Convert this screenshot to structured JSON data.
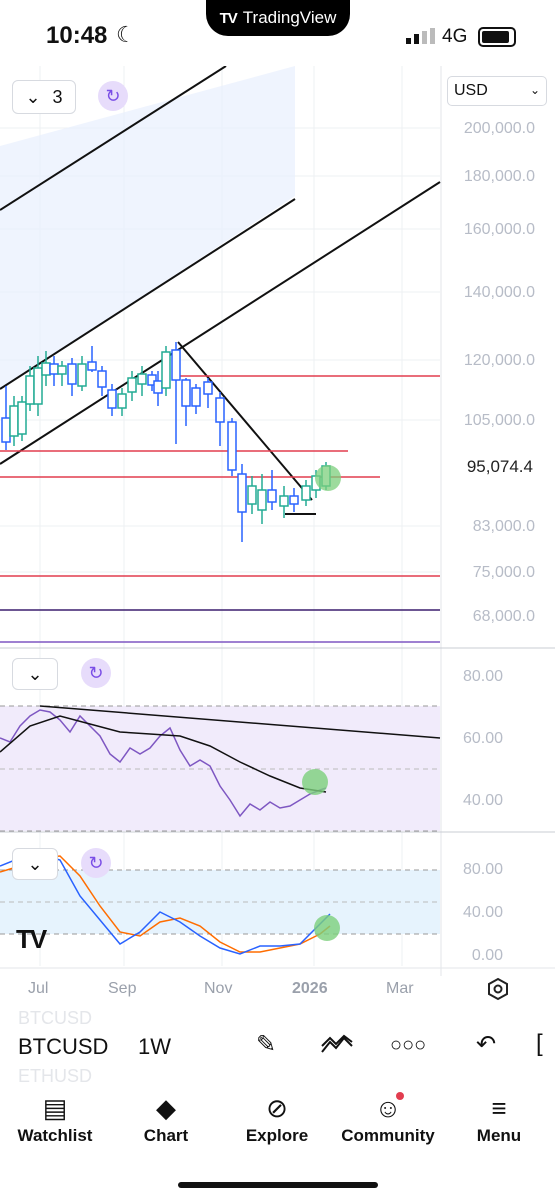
{
  "status_bar": {
    "time": "10:48",
    "brand": "TradingView",
    "network": "4G"
  },
  "chart": {
    "interval_count": "3",
    "currency": "USD",
    "price_ticks": [
      "200,000.0",
      "180,000.0",
      "160,000.0",
      "140,000.0",
      "120,000.0",
      "105,000.0",
      "83,000.0",
      "75,000.0",
      "68,000.0"
    ],
    "current_price": "95,074.4",
    "rsi_ticks": [
      "80.00",
      "60.00",
      "40.00"
    ],
    "stoch_ticks": [
      "80.00",
      "40.00",
      "0.00"
    ],
    "time_ticks": [
      "Jul",
      "Sep",
      "Nov",
      "2026",
      "Mar"
    ]
  },
  "symbol_bar": {
    "symbol": "BTCUSD",
    "prev_symbol": "BTCUSD",
    "next_symbol": "ETHUSD",
    "interval": "1W"
  },
  "tabs": [
    {
      "label": "Watchlist",
      "icon": "watchlist-icon"
    },
    {
      "label": "Chart",
      "icon": "chart-icon"
    },
    {
      "label": "Explore",
      "icon": "compass-icon"
    },
    {
      "label": "Community",
      "icon": "community-icon"
    },
    {
      "label": "Menu",
      "icon": "menu-icon"
    }
  ],
  "colors": {
    "bull": "#22ab94",
    "bear": "#2962ff",
    "level_line": "#e23d4f",
    "rsi": "#7e57c2",
    "stoch_k": "#2962ff",
    "stoch_d": "#ff6d00",
    "accent": "#7a4ee6"
  }
}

DIRECTION: Output the material word for word, omitting its pictures.

FULL ANSWER:
Convert this screenshot to structured JSON data.
{
  "status_bar": {
    "time": "10:48",
    "brand": "TradingView",
    "network": "4G"
  },
  "chart": {
    "interval_count": "3",
    "currency": "USD",
    "price_ticks": [
      "200,000.0",
      "180,000.0",
      "160,000.0",
      "140,000.0",
      "120,000.0",
      "105,000.0",
      "83,000.0",
      "75,000.0",
      "68,000.0"
    ],
    "current_price": "95,074.4",
    "rsi_ticks": [
      "80.00",
      "60.00",
      "40.00"
    ],
    "stoch_ticks": [
      "80.00",
      "40.00",
      "0.00"
    ],
    "time_ticks": [
      "Jul",
      "Sep",
      "Nov",
      "2026",
      "Mar"
    ]
  },
  "symbol_bar": {
    "symbol": "BTCUSD",
    "prev_symbol": "BTCUSD",
    "next_symbol": "ETHUSD",
    "interval": "1W"
  },
  "tabs": [
    {
      "label": "Watchlist",
      "icon": "watchlist-icon"
    },
    {
      "label": "Chart",
      "icon": "chart-icon"
    },
    {
      "label": "Explore",
      "icon": "compass-icon"
    },
    {
      "label": "Community",
      "icon": "community-icon"
    },
    {
      "label": "Menu",
      "icon": "menu-icon"
    }
  ],
  "colors": {
    "bull": "#22ab94",
    "bear": "#2962ff",
    "level_line": "#e23d4f",
    "rsi": "#7e57c2",
    "stoch_k": "#2962ff",
    "stoch_d": "#ff6d00",
    "accent": "#7a4ee6"
  }
}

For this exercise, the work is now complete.